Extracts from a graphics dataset
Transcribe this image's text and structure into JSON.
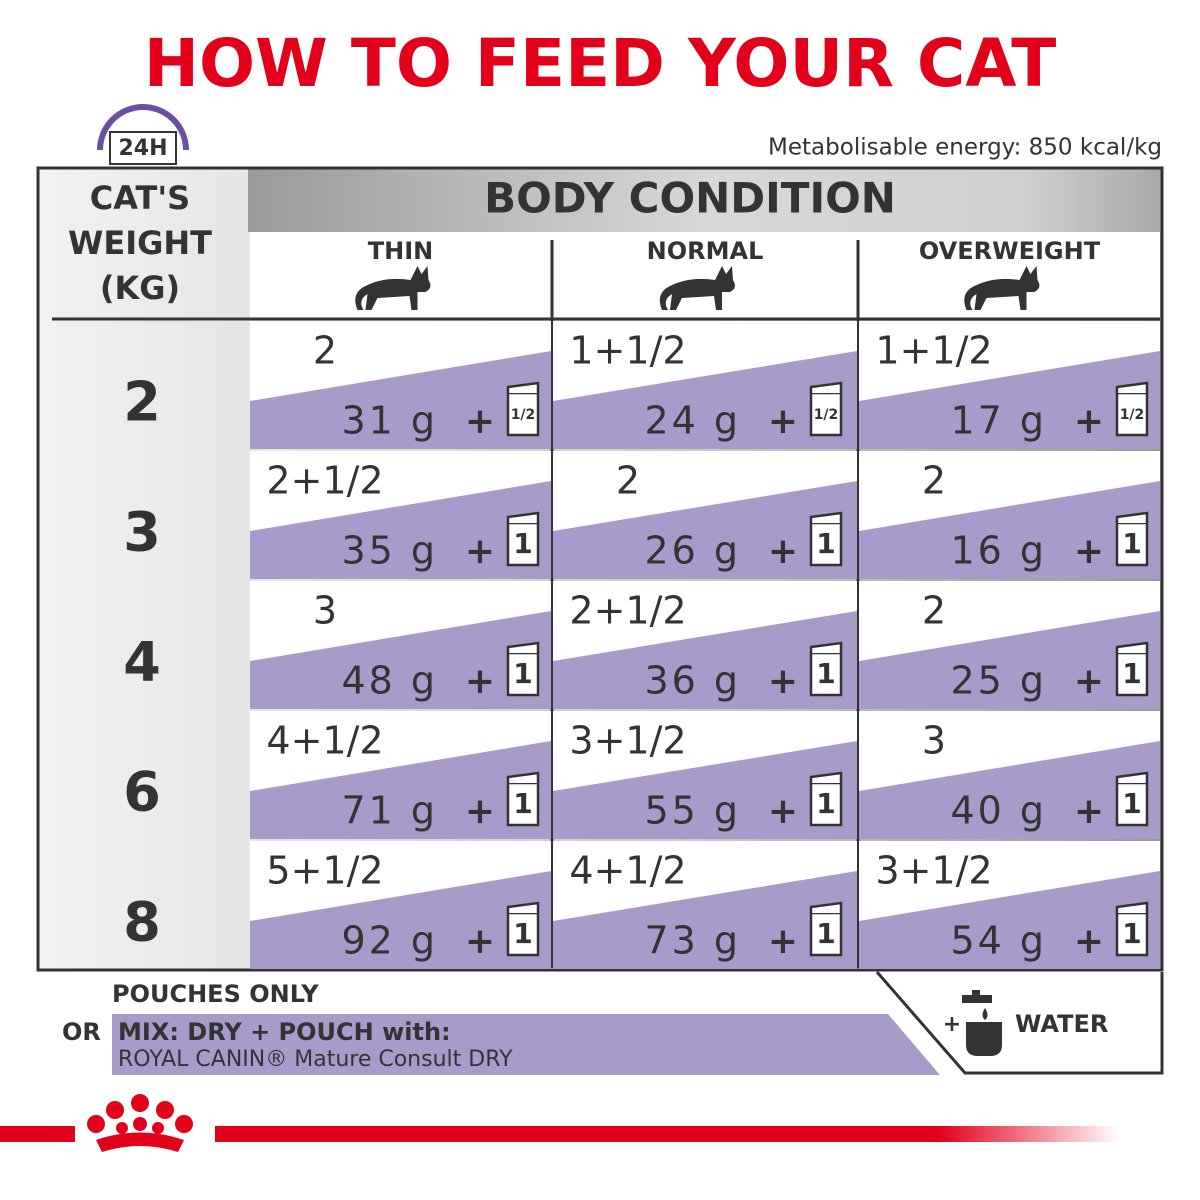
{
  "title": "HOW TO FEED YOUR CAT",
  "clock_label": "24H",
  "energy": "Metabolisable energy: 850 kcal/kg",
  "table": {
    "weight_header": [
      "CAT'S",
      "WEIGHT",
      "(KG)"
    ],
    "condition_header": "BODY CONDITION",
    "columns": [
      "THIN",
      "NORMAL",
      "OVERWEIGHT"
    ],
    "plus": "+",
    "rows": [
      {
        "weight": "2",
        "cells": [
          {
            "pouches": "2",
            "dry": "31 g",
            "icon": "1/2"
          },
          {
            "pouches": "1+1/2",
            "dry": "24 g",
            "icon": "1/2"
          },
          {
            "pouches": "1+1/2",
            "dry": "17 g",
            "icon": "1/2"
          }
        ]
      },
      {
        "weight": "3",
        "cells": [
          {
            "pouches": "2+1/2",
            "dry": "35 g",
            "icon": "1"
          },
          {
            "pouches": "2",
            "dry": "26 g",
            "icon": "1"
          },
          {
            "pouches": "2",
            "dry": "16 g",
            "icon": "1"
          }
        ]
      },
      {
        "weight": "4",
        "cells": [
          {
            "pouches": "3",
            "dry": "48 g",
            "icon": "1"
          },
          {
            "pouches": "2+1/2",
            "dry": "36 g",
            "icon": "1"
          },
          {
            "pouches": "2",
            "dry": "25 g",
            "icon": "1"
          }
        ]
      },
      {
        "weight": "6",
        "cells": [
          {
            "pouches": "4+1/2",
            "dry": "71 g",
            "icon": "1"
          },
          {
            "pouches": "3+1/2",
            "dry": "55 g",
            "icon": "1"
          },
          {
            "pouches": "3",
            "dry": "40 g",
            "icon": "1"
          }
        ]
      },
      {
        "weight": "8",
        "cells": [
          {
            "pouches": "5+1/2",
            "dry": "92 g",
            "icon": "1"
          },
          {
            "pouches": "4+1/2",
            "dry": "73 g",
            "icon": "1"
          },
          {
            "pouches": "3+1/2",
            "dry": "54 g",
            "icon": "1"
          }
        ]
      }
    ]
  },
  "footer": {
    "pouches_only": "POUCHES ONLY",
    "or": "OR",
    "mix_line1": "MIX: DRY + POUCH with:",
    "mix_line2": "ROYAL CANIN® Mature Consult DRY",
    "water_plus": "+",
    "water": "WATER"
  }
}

==

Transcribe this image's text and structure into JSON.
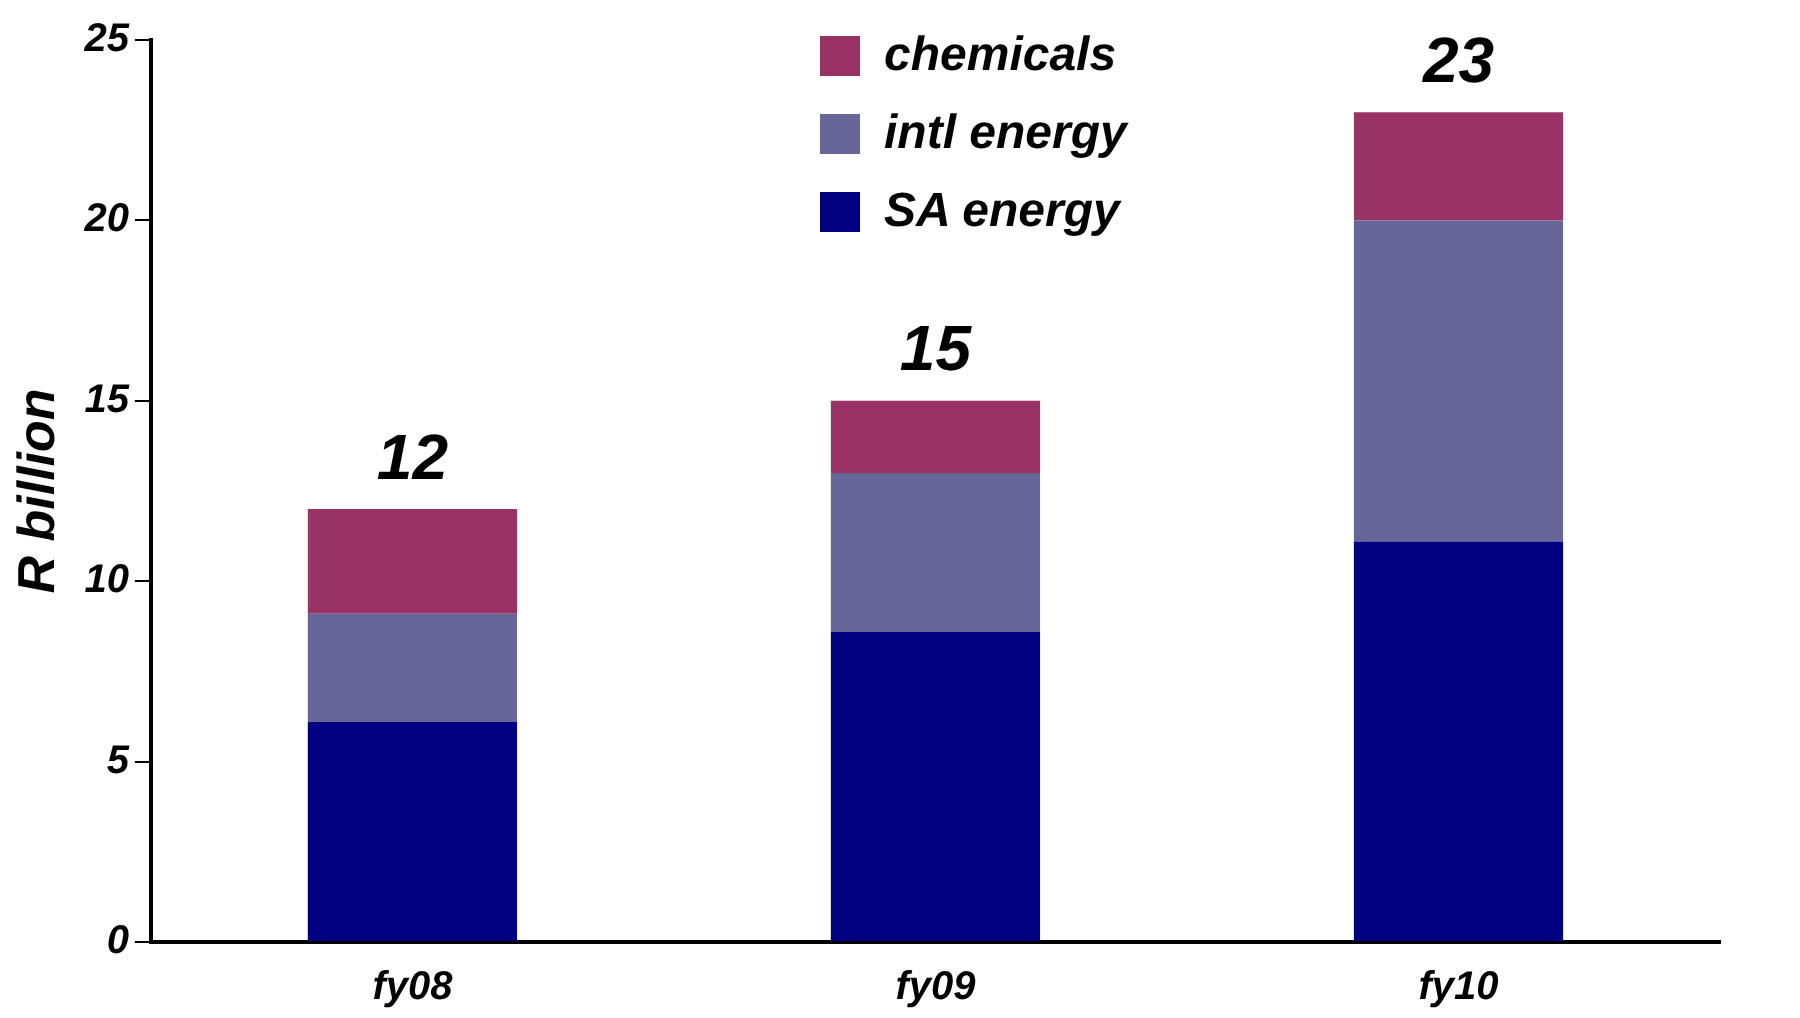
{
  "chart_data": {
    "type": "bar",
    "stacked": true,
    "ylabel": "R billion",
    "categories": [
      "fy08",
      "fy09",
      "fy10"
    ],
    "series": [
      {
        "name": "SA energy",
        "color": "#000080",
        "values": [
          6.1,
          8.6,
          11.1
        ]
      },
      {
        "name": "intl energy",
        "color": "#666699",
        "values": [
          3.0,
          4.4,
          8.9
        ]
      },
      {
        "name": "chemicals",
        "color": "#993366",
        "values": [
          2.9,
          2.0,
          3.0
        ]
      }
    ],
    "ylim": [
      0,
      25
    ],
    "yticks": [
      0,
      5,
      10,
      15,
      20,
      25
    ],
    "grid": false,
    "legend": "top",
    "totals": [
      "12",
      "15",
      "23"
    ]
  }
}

** WHAT IS ASKED **
Identify and copy all lines with the word "name".

** RESPONSE FOR THIS EXERCISE **
        "name": "SA energy",
        "name": "intl energy",
        "name": "chemicals",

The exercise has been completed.